Given task:
How many lines in the records below contain the word "набивки"? Answer with the number alone.

Data excerpts:
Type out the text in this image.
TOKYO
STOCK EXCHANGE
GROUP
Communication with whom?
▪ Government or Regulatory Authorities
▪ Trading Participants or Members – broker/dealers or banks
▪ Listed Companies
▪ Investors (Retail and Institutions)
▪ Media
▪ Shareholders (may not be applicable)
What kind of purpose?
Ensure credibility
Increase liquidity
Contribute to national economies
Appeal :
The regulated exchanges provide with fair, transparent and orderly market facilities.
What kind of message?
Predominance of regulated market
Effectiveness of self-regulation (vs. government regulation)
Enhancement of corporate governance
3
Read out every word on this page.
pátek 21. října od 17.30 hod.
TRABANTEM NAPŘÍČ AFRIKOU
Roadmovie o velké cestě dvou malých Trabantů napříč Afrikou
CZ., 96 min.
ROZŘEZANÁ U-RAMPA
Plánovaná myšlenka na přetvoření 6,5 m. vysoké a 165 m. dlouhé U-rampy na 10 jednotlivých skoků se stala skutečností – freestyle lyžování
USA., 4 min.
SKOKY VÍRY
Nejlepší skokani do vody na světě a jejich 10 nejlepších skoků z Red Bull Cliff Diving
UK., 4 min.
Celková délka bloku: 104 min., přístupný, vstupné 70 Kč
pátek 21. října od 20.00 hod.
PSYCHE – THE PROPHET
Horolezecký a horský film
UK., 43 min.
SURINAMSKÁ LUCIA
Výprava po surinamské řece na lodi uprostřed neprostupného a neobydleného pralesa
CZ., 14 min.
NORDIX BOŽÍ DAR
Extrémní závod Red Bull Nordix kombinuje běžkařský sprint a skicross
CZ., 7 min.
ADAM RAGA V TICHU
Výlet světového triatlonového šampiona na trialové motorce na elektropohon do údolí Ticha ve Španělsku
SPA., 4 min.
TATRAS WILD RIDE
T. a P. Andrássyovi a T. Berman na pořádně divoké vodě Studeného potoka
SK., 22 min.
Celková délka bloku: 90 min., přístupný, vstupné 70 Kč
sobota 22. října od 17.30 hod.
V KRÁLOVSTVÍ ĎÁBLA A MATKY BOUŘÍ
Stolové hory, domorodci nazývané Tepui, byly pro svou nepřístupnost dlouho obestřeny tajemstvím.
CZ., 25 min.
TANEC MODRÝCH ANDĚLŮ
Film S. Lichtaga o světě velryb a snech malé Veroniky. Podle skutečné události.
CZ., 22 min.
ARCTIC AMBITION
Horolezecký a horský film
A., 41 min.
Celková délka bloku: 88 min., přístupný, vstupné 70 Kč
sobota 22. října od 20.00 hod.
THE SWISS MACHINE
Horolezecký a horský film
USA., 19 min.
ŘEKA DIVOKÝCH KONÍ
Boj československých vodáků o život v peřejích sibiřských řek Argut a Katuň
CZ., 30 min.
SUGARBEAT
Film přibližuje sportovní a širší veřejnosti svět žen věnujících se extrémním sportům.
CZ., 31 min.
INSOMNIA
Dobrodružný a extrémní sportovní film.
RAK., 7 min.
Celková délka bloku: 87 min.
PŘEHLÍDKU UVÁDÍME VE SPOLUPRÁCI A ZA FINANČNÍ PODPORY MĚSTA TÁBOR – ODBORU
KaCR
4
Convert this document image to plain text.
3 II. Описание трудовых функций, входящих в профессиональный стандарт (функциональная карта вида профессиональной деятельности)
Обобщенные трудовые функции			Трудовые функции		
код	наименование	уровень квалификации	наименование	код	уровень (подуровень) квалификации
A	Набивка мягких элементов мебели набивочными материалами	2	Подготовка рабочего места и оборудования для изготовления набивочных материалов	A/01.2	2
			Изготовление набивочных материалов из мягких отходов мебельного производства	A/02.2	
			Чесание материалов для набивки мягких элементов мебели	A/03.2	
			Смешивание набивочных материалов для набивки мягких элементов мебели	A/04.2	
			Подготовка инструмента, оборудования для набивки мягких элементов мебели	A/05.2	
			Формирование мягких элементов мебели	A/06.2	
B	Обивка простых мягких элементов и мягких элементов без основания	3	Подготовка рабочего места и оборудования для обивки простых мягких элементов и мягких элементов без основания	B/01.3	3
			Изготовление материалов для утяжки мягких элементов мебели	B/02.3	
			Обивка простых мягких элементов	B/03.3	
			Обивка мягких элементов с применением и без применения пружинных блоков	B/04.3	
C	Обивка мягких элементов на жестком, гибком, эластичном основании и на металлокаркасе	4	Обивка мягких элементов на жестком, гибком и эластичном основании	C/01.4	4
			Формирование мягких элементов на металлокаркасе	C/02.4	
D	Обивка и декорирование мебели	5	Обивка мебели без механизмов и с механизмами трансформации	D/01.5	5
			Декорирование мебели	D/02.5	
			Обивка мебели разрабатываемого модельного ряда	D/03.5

Problem solution:
3